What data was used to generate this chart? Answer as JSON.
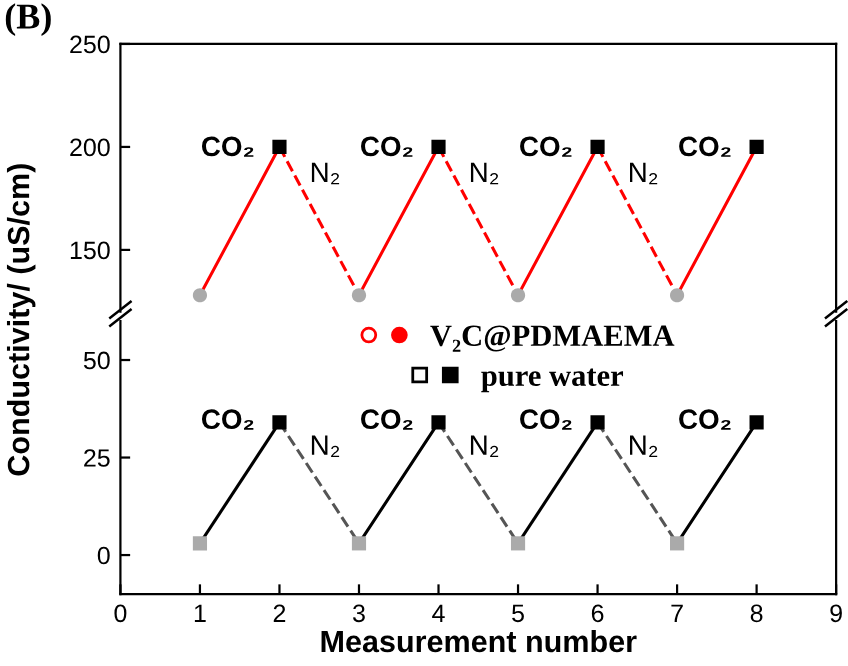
{
  "chart_data": [
    {
      "type": "line",
      "title": "(B)",
      "ylabel": "Conductivity/ (uS/cm)",
      "xlim": [
        0,
        9
      ],
      "ylim": [
        120,
        250
      ],
      "yticks": [
        150,
        200,
        250
      ],
      "tick_labels": "y",
      "legend": "bottom",
      "series": [
        {
          "name": "V₂C@PDMAEMA",
          "color": "#ff0000",
          "line_style": "solid",
          "x": [
            1,
            2
          ],
          "values": [
            128,
            200
          ]
        },
        {
          "color": "#ff0000",
          "line_style": "dashed",
          "x": [
            2,
            3
          ],
          "values": [
            200,
            128
          ]
        },
        {
          "color": "#ff0000",
          "line_style": "solid",
          "x": [
            3,
            4
          ],
          "values": [
            128,
            200
          ]
        },
        {
          "color": "#ff0000",
          "line_style": "dashed",
          "x": [
            4,
            5
          ],
          "values": [
            200,
            128
          ]
        },
        {
          "color": "#ff0000",
          "line_style": "solid",
          "x": [
            5,
            6
          ],
          "values": [
            128,
            200
          ]
        },
        {
          "color": "#ff0000",
          "line_style": "dashed",
          "x": [
            6,
            7
          ],
          "values": [
            200,
            128
          ]
        },
        {
          "color": "#ff0000",
          "line_style": "solid",
          "x": [
            7,
            8
          ],
          "values": [
            128,
            200
          ]
        },
        {
          "type": "scatter",
          "color": "#aaaaaa",
          "marker": "circle",
          "x": [
            1,
            3,
            5,
            7
          ],
          "values": [
            128,
            128,
            128,
            128
          ]
        },
        {
          "type": "scatter",
          "color": "#000000",
          "marker": "square",
          "x": [
            2,
            4,
            6,
            8
          ],
          "values": [
            200,
            200,
            200,
            200
          ]
        }
      ],
      "annotations": [
        {
          "text": "CO₂",
          "x": 1.9,
          "y": 192.8
        },
        {
          "text": "N₂",
          "x": 2.1,
          "y": 192.8
        },
        {
          "text": "CO₂",
          "x": 3.9,
          "y": 192.8
        },
        {
          "text": "N₂",
          "x": 4.1,
          "y": 192.8
        },
        {
          "text": "CO₂",
          "x": 5.9,
          "y": 192.8
        },
        {
          "text": "N₂",
          "x": 6.1,
          "y": 192.8
        },
        {
          "text": "CO₂",
          "x": 7.9,
          "y": 192.8
        }
      ]
    },
    {
      "type": "line",
      "xlabel": "Measurement number",
      "xlim": [
        0,
        9
      ],
      "xticks": [
        0,
        1,
        2,
        3,
        4,
        5,
        6,
        7,
        8,
        9
      ],
      "ylim": [
        -10,
        60
      ],
      "yticks": [
        0,
        25,
        50
      ],
      "legend": "top",
      "series": [
        {
          "name": "pure water",
          "color": "#000000",
          "line_style": "solid",
          "x": [
            1,
            2
          ],
          "values": [
            3,
            34
          ]
        },
        {
          "color": "#555555",
          "line_style": "dashed",
          "x": [
            2,
            3
          ],
          "values": [
            34,
            3
          ]
        },
        {
          "color": "#000000",
          "line_style": "solid",
          "x": [
            3,
            4
          ],
          "values": [
            3,
            34
          ]
        },
        {
          "color": "#555555",
          "line_style": "dashed",
          "x": [
            4,
            5
          ],
          "values": [
            34,
            3
          ]
        },
        {
          "color": "#000000",
          "line_style": "solid",
          "x": [
            5,
            6
          ],
          "values": [
            3,
            34
          ]
        },
        {
          "color": "#555555",
          "line_style": "dashed",
          "x": [
            6,
            7
          ],
          "values": [
            34,
            3
          ]
        },
        {
          "color": "#000000",
          "line_style": "solid",
          "x": [
            7,
            8
          ],
          "values": [
            3,
            34
          ]
        },
        {
          "type": "scatter",
          "color": "#aaaaaa",
          "marker": "square",
          "x": [
            1,
            3,
            5,
            7
          ],
          "values": [
            3,
            3,
            3,
            3
          ]
        },
        {
          "type": "scatter",
          "color": "#000000",
          "marker": "square",
          "x": [
            2,
            4,
            6,
            8
          ],
          "values": [
            34,
            34,
            34,
            34
          ]
        }
      ],
      "annotations": [
        {
          "text": "CO₂",
          "x": 1.9,
          "y": 30.9
        },
        {
          "text": "N₂",
          "x": 2.1,
          "y": 30.9
        },
        {
          "text": "CO₂",
          "x": 3.9,
          "y": 30.9
        },
        {
          "text": "N₂",
          "x": 4.1,
          "y": 30.9
        },
        {
          "text": "CO₂",
          "x": 5.9,
          "y": 30.9
        },
        {
          "text": "N₂",
          "x": 6.1,
          "y": 30.9
        },
        {
          "text": "CO₂",
          "x": 7.9,
          "y": 30.9
        }
      ]
    }
  ]
}
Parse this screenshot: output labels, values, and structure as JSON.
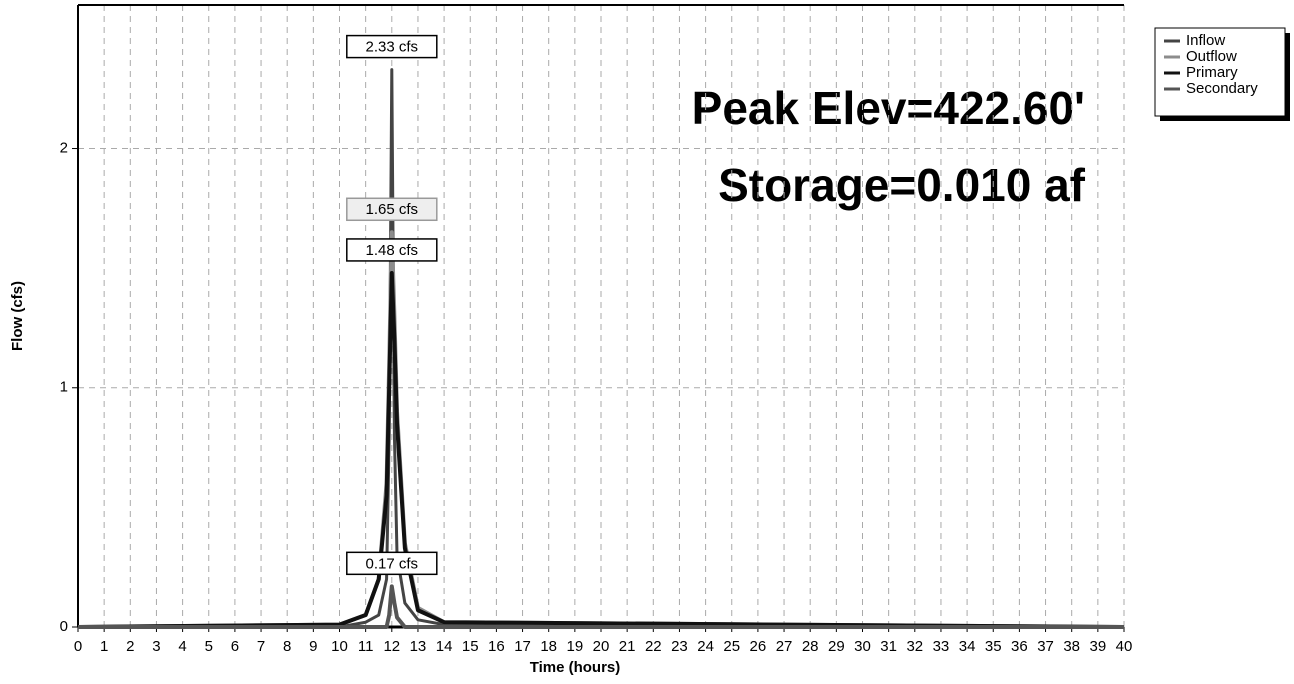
{
  "chart_data": {
    "type": "line",
    "ylabel": "Flow  (cfs)",
    "xlabel": "Time  (hours)",
    "annotations": [
      "Peak Elev=422.60'",
      "Storage=0.010 af"
    ],
    "x": [
      0,
      10,
      11,
      11.5,
      11.8,
      11.9,
      12,
      12.1,
      12.2,
      12.5,
      13,
      14,
      40
    ],
    "series": [
      {
        "name": "Inflow",
        "color": "#444444",
        "values": [
          0,
          0,
          0.02,
          0.05,
          0.2,
          0.8,
          2.33,
          0.8,
          0.3,
          0.1,
          0.03,
          0.01,
          0
        ],
        "value_labels": [
          null,
          null,
          null,
          null,
          null,
          null,
          "2.33 cfs",
          null,
          null,
          null,
          null,
          null,
          null
        ]
      },
      {
        "name": "Outflow",
        "color": "#8c8c8c",
        "values": [
          0,
          0.01,
          0.05,
          0.2,
          0.6,
          1.1,
          1.65,
          1.3,
          0.9,
          0.35,
          0.08,
          0.02,
          0
        ],
        "value_labels": [
          null,
          null,
          null,
          null,
          null,
          null,
          "1.65 cfs",
          null,
          null,
          null,
          null,
          null,
          null
        ]
      },
      {
        "name": "Primary",
        "color": "#111111",
        "values": [
          0,
          0.01,
          0.05,
          0.2,
          0.55,
          1.0,
          1.48,
          1.2,
          0.85,
          0.33,
          0.07,
          0.02,
          0
        ],
        "value_labels": [
          null,
          null,
          null,
          null,
          null,
          null,
          "1.48 cfs",
          null,
          null,
          null,
          null,
          null,
          null
        ]
      },
      {
        "name": "Secondary",
        "color": "#555555",
        "values": [
          0,
          0,
          0,
          0,
          0,
          0.05,
          0.17,
          0.1,
          0.04,
          0,
          0,
          0,
          0
        ],
        "value_labels": [
          null,
          null,
          null,
          null,
          null,
          null,
          "0.17 cfs",
          null,
          null,
          null,
          null,
          null,
          null
        ]
      }
    ],
    "xlim": [
      0,
      40
    ],
    "xticks": [
      0,
      1,
      2,
      3,
      4,
      5,
      6,
      7,
      8,
      9,
      10,
      11,
      12,
      13,
      14,
      15,
      16,
      17,
      18,
      19,
      20,
      21,
      22,
      23,
      24,
      25,
      26,
      27,
      28,
      29,
      30,
      31,
      32,
      33,
      34,
      35,
      36,
      37,
      38,
      39,
      40
    ],
    "ylim": [
      0,
      2.6
    ],
    "yticks": [
      0,
      1,
      2
    ],
    "grid": true,
    "legend": "upper right"
  }
}
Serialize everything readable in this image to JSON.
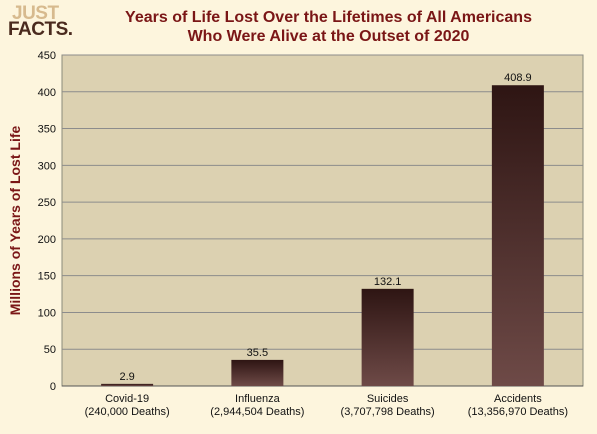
{
  "logo": {
    "line1": "JUST",
    "line2": "FACTS."
  },
  "chart_data": {
    "type": "bar",
    "title": "Years of Life Lost Over the Lifetimes of All Americans",
    "subtitle": "Who Were Alive at the Outset of 2020",
    "ylabel": "Millions of Years of Lost Life",
    "xlabel": "",
    "ylim": [
      0,
      450
    ],
    "yticks": [
      0,
      50,
      100,
      150,
      200,
      250,
      300,
      350,
      400,
      450
    ],
    "grid": true,
    "categories": [
      [
        "Covid-19",
        "(240,000 Deaths)"
      ],
      [
        "Influenza",
        "(2,944,504 Deaths)"
      ],
      [
        "Suicides",
        "(3,707,798 Deaths)"
      ],
      [
        "Accidents",
        "(13,356,970 Deaths)"
      ]
    ],
    "values": [
      2.9,
      35.5,
      132.1,
      408.9
    ],
    "value_labels": [
      "2.9",
      "35.5",
      "132.1",
      "408.9"
    ],
    "colors": {
      "bar_top": "#2e1513",
      "bar_bottom": "#6e4a47",
      "plot_bg": "#dcd1b1",
      "grid": "#8c8c8c",
      "title": "#7a1616"
    }
  }
}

----

■ **To be done**
Filter for "Life". Return all lines that hold it.

■ **Response for this exercise**
    "title": "Years of Life Lost Over the Lifetimes of All Americans",
    "ylabel": "Millions of Years of Lost Life",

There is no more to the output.